— START DATASET RECORDS —
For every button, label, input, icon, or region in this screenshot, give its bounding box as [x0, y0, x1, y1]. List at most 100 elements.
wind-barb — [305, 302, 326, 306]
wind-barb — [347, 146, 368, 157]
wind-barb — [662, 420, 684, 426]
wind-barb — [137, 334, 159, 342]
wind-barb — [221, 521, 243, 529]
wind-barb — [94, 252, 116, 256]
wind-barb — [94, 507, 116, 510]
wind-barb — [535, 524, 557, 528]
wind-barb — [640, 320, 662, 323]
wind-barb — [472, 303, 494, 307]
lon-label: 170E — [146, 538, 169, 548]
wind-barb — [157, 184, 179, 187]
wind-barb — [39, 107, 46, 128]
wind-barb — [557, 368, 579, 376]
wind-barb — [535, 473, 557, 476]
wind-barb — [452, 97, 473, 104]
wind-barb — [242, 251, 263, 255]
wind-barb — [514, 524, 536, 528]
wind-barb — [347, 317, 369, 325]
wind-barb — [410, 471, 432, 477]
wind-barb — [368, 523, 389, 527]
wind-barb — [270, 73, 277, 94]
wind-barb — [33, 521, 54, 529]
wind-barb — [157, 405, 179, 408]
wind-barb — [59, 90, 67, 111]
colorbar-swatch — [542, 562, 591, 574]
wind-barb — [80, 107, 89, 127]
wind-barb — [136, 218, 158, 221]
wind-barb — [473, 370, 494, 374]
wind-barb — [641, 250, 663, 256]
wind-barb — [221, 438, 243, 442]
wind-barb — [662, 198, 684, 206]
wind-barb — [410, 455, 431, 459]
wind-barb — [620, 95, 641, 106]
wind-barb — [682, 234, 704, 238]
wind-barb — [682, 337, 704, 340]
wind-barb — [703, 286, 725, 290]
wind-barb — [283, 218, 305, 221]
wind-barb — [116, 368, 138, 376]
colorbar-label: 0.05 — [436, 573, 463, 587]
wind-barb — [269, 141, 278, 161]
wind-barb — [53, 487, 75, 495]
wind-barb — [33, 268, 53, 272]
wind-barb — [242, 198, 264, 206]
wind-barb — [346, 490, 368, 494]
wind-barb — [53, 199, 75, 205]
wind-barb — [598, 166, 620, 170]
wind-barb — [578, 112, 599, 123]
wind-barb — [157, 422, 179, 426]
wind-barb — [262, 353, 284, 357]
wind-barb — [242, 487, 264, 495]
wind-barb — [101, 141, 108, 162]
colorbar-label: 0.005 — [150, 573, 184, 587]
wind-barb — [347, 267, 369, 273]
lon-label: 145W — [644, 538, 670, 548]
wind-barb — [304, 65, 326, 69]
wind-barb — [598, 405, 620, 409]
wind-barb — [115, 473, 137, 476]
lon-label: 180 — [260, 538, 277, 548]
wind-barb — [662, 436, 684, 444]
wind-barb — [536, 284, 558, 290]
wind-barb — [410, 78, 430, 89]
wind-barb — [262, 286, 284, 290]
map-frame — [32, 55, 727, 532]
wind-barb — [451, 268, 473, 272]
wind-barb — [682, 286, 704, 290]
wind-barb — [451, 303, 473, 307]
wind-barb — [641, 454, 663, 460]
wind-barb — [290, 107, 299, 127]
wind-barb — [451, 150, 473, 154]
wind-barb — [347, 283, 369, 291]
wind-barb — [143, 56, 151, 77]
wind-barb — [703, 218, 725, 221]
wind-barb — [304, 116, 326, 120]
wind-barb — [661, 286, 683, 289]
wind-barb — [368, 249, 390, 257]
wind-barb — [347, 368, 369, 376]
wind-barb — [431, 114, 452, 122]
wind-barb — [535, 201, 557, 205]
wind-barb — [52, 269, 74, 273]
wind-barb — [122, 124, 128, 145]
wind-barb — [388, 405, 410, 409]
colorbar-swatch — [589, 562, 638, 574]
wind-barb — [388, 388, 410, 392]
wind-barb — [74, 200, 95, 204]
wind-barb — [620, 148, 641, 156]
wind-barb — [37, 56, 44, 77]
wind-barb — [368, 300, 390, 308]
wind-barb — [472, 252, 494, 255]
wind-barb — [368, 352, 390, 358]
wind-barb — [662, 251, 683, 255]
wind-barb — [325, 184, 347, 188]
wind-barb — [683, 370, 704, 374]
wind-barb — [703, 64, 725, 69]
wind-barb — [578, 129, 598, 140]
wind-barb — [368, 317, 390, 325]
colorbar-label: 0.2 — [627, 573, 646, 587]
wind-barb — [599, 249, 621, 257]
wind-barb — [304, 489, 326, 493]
— END DATASET RECORDS —
**REQUEST**
Please repeat every line above verbatim, from the first to the last.

**EXERCISE OUTPUT**
For every button, label, input, icon, or region in this screenshot, give its bounding box as [x0, y0, x1, y1]. List at most 100 elements.
wind-barb — [305, 302, 326, 306]
wind-barb — [347, 146, 368, 157]
wind-barb — [662, 420, 684, 426]
wind-barb — [137, 334, 159, 342]
wind-barb — [221, 521, 243, 529]
wind-barb — [94, 252, 116, 256]
wind-barb — [94, 507, 116, 510]
wind-barb — [535, 524, 557, 528]
wind-barb — [640, 320, 662, 323]
wind-barb — [472, 303, 494, 307]
lon-label: 170E — [146, 538, 169, 548]
wind-barb — [157, 184, 179, 187]
wind-barb — [39, 107, 46, 128]
wind-barb — [557, 368, 579, 376]
wind-barb — [535, 473, 557, 476]
wind-barb — [452, 97, 473, 104]
wind-barb — [242, 251, 263, 255]
wind-barb — [514, 524, 536, 528]
wind-barb — [347, 317, 369, 325]
wind-barb — [410, 471, 432, 477]
wind-barb — [368, 523, 389, 527]
wind-barb — [270, 73, 277, 94]
wind-barb — [33, 521, 54, 529]
wind-barb — [157, 405, 179, 408]
wind-barb — [59, 90, 67, 111]
colorbar-swatch — [542, 562, 591, 574]
wind-barb — [80, 107, 89, 127]
wind-barb — [136, 218, 158, 221]
wind-barb — [473, 370, 494, 374]
wind-barb — [641, 250, 663, 256]
wind-barb — [221, 438, 243, 442]
wind-barb — [662, 198, 684, 206]
wind-barb — [410, 455, 431, 459]
wind-barb — [620, 95, 641, 106]
wind-barb — [682, 234, 704, 238]
wind-barb — [682, 337, 704, 340]
wind-barb — [703, 286, 725, 290]
wind-barb — [283, 218, 305, 221]
wind-barb — [116, 368, 138, 376]
colorbar-label: 0.05 — [436, 573, 463, 587]
wind-barb — [269, 141, 278, 161]
wind-barb — [53, 487, 75, 495]
wind-barb — [33, 268, 53, 272]
wind-barb — [242, 198, 264, 206]
wind-barb — [346, 490, 368, 494]
wind-barb — [53, 199, 75, 205]
wind-barb — [598, 166, 620, 170]
wind-barb — [578, 112, 599, 123]
wind-barb — [157, 422, 179, 426]
wind-barb — [262, 353, 284, 357]
wind-barb — [242, 487, 264, 495]
wind-barb — [101, 141, 108, 162]
colorbar-label: 0.005 — [150, 573, 184, 587]
wind-barb — [347, 267, 369, 273]
lon-label: 145W — [644, 538, 670, 548]
wind-barb — [304, 65, 326, 69]
wind-barb — [598, 405, 620, 409]
wind-barb — [115, 473, 137, 476]
lon-label: 180 — [260, 538, 277, 548]
wind-barb — [662, 436, 684, 444]
wind-barb — [536, 284, 558, 290]
wind-barb — [410, 78, 430, 89]
wind-barb — [262, 286, 284, 290]
map-frame — [32, 55, 727, 532]
wind-barb — [451, 268, 473, 272]
wind-barb — [682, 286, 704, 290]
wind-barb — [451, 303, 473, 307]
wind-barb — [641, 454, 663, 460]
wind-barb — [290, 107, 299, 127]
wind-barb — [451, 150, 473, 154]
wind-barb — [347, 283, 369, 291]
wind-barb — [143, 56, 151, 77]
wind-barb — [703, 218, 725, 221]
wind-barb — [304, 116, 326, 120]
wind-barb — [661, 286, 683, 289]
wind-barb — [368, 249, 390, 257]
wind-barb — [347, 368, 369, 376]
wind-barb — [431, 114, 452, 122]
wind-barb — [535, 201, 557, 205]
wind-barb — [52, 269, 74, 273]
wind-barb — [122, 124, 128, 145]
wind-barb — [388, 405, 410, 409]
colorbar-swatch — [589, 562, 638, 574]
wind-barb — [388, 388, 410, 392]
wind-barb — [74, 200, 95, 204]
wind-barb — [620, 148, 641, 156]
wind-barb — [37, 56, 44, 77]
wind-barb — [368, 300, 390, 308]
wind-barb — [472, 252, 494, 255]
wind-barb — [368, 352, 390, 358]
wind-barb — [662, 251, 683, 255]
wind-barb — [325, 184, 347, 188]
wind-barb — [683, 370, 704, 374]
wind-barb — [703, 64, 725, 69]
wind-barb — [578, 129, 598, 140]
wind-barb — [368, 317, 390, 325]
colorbar-label: 0.2 — [627, 573, 646, 587]
wind-barb — [599, 249, 621, 257]
wind-barb — [304, 489, 326, 493]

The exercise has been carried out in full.